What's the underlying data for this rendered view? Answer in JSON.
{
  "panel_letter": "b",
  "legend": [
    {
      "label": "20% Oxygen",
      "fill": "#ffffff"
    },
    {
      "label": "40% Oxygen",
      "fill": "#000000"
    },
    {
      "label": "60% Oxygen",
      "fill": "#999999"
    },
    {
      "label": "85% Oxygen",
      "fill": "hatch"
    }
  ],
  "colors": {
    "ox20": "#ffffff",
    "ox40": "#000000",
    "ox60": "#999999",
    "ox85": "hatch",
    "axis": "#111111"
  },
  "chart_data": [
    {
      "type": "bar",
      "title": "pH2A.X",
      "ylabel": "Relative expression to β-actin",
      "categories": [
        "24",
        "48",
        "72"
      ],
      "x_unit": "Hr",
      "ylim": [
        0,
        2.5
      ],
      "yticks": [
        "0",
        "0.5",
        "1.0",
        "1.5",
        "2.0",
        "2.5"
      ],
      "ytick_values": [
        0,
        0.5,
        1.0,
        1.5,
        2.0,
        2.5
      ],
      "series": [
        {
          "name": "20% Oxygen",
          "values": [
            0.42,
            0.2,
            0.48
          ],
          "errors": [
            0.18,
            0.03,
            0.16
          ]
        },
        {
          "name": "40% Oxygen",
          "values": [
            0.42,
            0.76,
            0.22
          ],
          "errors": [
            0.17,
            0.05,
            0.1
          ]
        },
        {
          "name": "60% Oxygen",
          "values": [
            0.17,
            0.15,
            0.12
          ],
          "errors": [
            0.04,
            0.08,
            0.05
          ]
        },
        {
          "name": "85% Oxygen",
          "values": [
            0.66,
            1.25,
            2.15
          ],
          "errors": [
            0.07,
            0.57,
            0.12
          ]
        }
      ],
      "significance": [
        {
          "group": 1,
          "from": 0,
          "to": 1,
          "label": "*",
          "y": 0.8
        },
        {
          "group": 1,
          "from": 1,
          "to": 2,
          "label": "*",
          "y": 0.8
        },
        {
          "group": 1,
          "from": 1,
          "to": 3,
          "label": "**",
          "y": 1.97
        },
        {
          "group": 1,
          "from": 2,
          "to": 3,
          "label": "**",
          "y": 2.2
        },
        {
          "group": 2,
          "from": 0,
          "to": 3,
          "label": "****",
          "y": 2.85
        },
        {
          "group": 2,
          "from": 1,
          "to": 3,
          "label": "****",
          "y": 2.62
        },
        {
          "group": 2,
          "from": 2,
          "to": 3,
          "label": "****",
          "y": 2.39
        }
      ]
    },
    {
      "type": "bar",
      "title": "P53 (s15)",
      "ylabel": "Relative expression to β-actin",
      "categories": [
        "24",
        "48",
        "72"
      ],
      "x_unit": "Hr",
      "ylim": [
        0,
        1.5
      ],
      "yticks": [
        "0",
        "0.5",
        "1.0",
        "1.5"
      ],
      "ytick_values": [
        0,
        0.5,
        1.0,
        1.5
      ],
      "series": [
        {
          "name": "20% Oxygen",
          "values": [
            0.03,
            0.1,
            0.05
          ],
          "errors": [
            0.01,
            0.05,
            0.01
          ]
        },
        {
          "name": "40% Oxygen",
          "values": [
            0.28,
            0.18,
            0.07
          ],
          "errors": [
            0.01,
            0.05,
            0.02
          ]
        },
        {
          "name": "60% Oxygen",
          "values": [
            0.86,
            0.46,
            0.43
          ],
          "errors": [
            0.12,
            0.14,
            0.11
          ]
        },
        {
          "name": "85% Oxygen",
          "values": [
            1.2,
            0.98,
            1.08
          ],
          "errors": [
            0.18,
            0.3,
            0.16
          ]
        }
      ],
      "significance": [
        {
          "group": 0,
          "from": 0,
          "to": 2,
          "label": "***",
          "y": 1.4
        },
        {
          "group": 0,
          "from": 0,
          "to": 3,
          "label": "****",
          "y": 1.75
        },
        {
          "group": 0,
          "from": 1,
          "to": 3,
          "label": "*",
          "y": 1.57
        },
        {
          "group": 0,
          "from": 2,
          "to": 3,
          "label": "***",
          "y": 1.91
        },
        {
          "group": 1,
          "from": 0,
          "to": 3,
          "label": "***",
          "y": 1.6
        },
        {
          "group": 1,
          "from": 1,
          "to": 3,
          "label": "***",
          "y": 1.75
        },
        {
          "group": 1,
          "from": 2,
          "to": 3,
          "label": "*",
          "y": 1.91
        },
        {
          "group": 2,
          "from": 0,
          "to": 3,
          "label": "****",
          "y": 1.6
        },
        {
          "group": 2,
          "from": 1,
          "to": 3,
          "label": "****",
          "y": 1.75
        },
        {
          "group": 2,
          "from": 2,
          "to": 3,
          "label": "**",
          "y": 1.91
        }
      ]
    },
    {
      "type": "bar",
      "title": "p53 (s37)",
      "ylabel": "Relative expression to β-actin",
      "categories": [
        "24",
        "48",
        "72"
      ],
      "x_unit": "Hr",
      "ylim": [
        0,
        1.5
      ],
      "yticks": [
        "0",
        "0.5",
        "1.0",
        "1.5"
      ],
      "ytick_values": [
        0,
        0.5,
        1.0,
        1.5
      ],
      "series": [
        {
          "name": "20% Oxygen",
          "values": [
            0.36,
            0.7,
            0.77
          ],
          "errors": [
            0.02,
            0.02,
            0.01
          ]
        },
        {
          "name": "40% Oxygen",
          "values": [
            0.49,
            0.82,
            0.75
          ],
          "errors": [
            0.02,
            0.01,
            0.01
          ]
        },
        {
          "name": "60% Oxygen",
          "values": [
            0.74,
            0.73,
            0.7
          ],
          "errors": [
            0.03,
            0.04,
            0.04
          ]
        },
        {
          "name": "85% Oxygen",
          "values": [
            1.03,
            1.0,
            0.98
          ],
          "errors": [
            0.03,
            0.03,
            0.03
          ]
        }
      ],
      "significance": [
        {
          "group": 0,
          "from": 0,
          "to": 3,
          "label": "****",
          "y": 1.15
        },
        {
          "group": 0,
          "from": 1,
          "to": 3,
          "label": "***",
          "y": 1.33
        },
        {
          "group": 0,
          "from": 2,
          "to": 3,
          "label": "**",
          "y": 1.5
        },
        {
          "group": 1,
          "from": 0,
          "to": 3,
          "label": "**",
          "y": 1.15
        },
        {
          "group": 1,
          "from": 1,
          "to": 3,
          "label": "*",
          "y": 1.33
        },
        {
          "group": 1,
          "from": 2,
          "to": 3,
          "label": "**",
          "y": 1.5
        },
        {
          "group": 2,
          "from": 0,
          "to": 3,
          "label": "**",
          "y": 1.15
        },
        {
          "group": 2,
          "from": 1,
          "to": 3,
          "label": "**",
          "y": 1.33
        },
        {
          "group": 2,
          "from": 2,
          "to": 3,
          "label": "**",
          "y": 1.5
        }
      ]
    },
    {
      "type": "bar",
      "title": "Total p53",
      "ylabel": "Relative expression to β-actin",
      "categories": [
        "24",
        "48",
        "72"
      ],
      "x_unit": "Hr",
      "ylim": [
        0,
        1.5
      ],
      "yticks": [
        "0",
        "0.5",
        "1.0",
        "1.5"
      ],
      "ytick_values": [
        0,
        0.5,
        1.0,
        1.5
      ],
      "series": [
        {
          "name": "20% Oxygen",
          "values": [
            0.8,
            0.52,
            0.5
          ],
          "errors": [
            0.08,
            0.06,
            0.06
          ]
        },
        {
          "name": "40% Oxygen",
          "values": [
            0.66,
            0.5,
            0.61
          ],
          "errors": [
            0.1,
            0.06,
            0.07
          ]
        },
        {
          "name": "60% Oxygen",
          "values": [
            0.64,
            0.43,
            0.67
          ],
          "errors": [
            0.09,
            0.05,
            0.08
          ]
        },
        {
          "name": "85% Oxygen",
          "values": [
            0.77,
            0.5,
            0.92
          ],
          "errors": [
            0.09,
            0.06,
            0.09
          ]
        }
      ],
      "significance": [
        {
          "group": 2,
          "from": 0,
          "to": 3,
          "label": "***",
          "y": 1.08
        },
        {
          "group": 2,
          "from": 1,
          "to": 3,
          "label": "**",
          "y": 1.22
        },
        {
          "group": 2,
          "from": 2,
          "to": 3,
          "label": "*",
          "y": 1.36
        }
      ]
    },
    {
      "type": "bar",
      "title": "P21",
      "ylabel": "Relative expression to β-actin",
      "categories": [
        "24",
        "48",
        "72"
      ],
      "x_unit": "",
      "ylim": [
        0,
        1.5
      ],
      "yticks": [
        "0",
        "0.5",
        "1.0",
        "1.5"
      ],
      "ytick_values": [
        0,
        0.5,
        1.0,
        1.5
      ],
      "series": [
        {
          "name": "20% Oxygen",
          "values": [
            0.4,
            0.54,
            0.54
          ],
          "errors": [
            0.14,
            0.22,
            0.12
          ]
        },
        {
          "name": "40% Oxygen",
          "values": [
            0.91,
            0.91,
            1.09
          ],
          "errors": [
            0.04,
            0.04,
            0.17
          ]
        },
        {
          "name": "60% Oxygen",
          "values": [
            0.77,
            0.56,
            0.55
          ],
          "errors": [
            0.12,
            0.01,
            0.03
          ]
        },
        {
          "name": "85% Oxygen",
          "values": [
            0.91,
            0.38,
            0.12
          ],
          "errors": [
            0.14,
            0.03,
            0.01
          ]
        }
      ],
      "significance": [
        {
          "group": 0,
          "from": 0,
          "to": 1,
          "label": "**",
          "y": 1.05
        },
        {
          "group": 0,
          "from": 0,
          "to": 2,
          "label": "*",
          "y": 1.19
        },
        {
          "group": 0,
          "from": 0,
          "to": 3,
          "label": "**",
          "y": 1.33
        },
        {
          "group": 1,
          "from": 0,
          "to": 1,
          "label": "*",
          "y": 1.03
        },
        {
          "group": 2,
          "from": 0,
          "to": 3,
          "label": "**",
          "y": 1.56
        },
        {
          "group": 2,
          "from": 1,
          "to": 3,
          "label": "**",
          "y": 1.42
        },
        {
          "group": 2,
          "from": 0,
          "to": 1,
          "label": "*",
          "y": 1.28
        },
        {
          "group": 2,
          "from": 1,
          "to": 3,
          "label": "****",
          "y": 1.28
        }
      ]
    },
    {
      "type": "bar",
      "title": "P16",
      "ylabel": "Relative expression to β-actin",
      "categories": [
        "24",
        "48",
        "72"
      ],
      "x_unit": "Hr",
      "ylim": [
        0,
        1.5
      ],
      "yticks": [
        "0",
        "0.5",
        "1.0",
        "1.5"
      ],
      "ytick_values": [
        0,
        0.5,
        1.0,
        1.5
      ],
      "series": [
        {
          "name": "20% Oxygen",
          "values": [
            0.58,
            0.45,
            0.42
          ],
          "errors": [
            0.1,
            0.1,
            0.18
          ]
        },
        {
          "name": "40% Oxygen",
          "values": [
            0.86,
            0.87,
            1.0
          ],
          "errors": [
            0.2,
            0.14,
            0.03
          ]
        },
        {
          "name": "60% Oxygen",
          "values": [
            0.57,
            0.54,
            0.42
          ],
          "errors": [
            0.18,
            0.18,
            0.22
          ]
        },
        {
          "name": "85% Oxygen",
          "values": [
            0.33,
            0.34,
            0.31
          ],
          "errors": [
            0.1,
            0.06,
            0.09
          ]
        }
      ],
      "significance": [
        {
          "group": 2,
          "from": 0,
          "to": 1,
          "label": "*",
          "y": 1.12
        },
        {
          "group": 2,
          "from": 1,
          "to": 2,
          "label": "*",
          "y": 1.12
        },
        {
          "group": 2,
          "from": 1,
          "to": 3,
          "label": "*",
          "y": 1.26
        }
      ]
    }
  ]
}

========================================

## Given task
List all lines above in which the string "title" appears.

## Solution to the exercise
      "title": "pH2A.X",
      "title": "P53 (s15)",
      "title": "p53 (s37)",
      "title": "Total p53",
      "title": "P21",
      "title": "P16",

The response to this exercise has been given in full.